Each entry below is to be duplicated verbatim.

___ Record excerpts

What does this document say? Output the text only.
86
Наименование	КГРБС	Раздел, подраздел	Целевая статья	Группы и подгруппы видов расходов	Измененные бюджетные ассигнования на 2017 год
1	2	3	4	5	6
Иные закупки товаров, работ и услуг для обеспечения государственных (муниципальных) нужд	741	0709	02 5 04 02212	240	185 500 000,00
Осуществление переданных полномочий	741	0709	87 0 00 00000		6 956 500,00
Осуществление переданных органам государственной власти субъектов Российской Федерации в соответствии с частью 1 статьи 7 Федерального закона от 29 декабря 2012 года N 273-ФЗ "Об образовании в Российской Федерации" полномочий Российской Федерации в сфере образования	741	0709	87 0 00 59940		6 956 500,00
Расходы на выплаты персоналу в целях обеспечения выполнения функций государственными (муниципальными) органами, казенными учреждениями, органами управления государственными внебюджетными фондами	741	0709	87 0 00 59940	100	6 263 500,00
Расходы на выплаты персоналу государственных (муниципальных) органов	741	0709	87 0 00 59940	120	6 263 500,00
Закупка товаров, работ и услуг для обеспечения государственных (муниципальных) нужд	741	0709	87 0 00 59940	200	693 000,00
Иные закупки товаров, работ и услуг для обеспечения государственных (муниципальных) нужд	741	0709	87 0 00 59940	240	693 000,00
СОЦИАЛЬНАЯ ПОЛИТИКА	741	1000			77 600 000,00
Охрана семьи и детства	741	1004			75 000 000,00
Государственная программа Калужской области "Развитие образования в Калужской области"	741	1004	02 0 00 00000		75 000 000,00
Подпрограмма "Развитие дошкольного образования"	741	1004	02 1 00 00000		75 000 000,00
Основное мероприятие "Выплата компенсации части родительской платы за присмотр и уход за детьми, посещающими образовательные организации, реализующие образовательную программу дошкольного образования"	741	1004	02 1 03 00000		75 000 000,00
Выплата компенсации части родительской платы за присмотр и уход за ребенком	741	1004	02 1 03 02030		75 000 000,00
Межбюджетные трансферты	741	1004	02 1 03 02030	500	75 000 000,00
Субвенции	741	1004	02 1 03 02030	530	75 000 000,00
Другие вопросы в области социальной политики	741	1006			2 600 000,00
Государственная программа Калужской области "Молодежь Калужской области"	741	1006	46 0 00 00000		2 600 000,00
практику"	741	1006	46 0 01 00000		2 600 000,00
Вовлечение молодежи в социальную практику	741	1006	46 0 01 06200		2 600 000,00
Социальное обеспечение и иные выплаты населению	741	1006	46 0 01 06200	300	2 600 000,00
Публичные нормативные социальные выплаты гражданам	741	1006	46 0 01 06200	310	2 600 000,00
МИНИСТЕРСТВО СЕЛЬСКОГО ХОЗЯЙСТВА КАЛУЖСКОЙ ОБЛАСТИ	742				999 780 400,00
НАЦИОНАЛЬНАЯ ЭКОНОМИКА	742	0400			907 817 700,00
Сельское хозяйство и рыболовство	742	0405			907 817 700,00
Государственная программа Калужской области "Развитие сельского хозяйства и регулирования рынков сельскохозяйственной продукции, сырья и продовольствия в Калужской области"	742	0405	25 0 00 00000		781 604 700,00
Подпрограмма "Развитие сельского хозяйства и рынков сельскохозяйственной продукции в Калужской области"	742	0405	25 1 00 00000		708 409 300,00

______

Task output
What does this document say? Output the text only.
86
Наименование	КГРБС	Раздел, подраздел	Целевая статья	Группы и подгруппы видов расходов	Измененные бюджетные ассигнования на 2017 год
1	2	3	4	5	6
Иные закупки товаров, работ и услуг для обеспечения государственных (муниципальных) нужд	741	0709	02 5 04 02212	240	185 500 000,00
Осуществление переданных полномочий	741	0709	87 0 00 00000		6 956 500,00
Осуществление переданных органам государственной власти субъектов Российской Федерации в соответствии с частью 1 статьи 7 Федерального закона от 29 декабря 2012 года N 273-ФЗ "Об образовании в Российской Федерации" полномочий Российской Федерации в сфере образования	741	0709	87 0 00 59940		6 956 500,00
Расходы на выплаты персоналу в целях обеспечения выполнения функций государственными (муниципальными) органами, казенными учреждениями, органами управления государственными внебюджетными фондами	741	0709	87 0 00 59940	100	6 263 500,00
Расходы на выплаты персоналу государственных (муниципальных) органов	741	0709	87 0 00 59940	120	6 263 500,00
Закупка товаров, работ и услуг для обеспечения государственных (муниципальных) нужд	741	0709	87 0 00 59940	200	693 000,00
Иные закупки товаров, работ и услуг для обеспечения государственных (муниципальных) нужд	741	0709	87 0 00 59940	240	693 000,00
СОЦИАЛЬНАЯ ПОЛИТИКА	741	1000			77 600 000,00
Охрана семьи и детства	741	1004			75 000 000,00
Государственная программа Калужской области "Развитие образования в Калужской области"	741	1004	02 0 00 00000		75 000 000,00
Подпрограмма "Развитие дошкольного образования"	741	1004	02 1 00 00000		75 000 000,00
Основное мероприятие "Выплата компенсации части родительской платы за присмотр и уход за детьми, посещающими образовательные организации, реализующие образовательную программу дошкольного образования"	741	1004	02 1 03 00000		75 000 000,00
Выплата компенсации части родительской платы за присмотр и уход за ребенком	741	1004	02 1 03 02030		75 000 000,00
Межбюджетные трансферты	741	1004	02 1 03 02030	500	75 000 000,00
Субвенции	741	1004	02 1 03 02030	530	75 000 000,00
Другие вопросы в области социальной политики	741	1006			2 600 000,00
Государственная программа Калужской области "Молодежь Калужской области"	741	1006	46 0 00 00000		2 600 000,00
практику"	741	1006	46 0 01 00000		2 600 000,00
Вовлечение молодежи в социальную практику	741	1006	46 0 01 06200		2 600 000,00
Социальное обеспечение и иные выплаты населению	741	1006	46 0 01 06200	300	2 600 000,00
Публичные нормативные социальные выплаты гражданам	741	1006	46 0 01 06200	310	2 600 000,00
МИНИСТЕРСТВО СЕЛЬСКОГО ХОЗЯЙСТВА КАЛУЖСКОЙ ОБЛАСТИ	742				999 780 400,00
НАЦИОНАЛЬНАЯ ЭКОНОМИКА	742	0400			907 817 700,00
Сельское хозяйство и рыболовство	742	0405			907 817 700,00
Государственная программа Калужской области "Развитие сельского хозяйства и регулирования рынков сельскохозяйственной продукции, сырья и продовольствия в Калужской области"	742	0405	25 0 00 00000		781 604 700,00
Подпрограмма "Развитие сельского хозяйства и рынков сельскохозяйственной продукции в Калужской области"	742	0405	25 1 00 00000		708 409 300,00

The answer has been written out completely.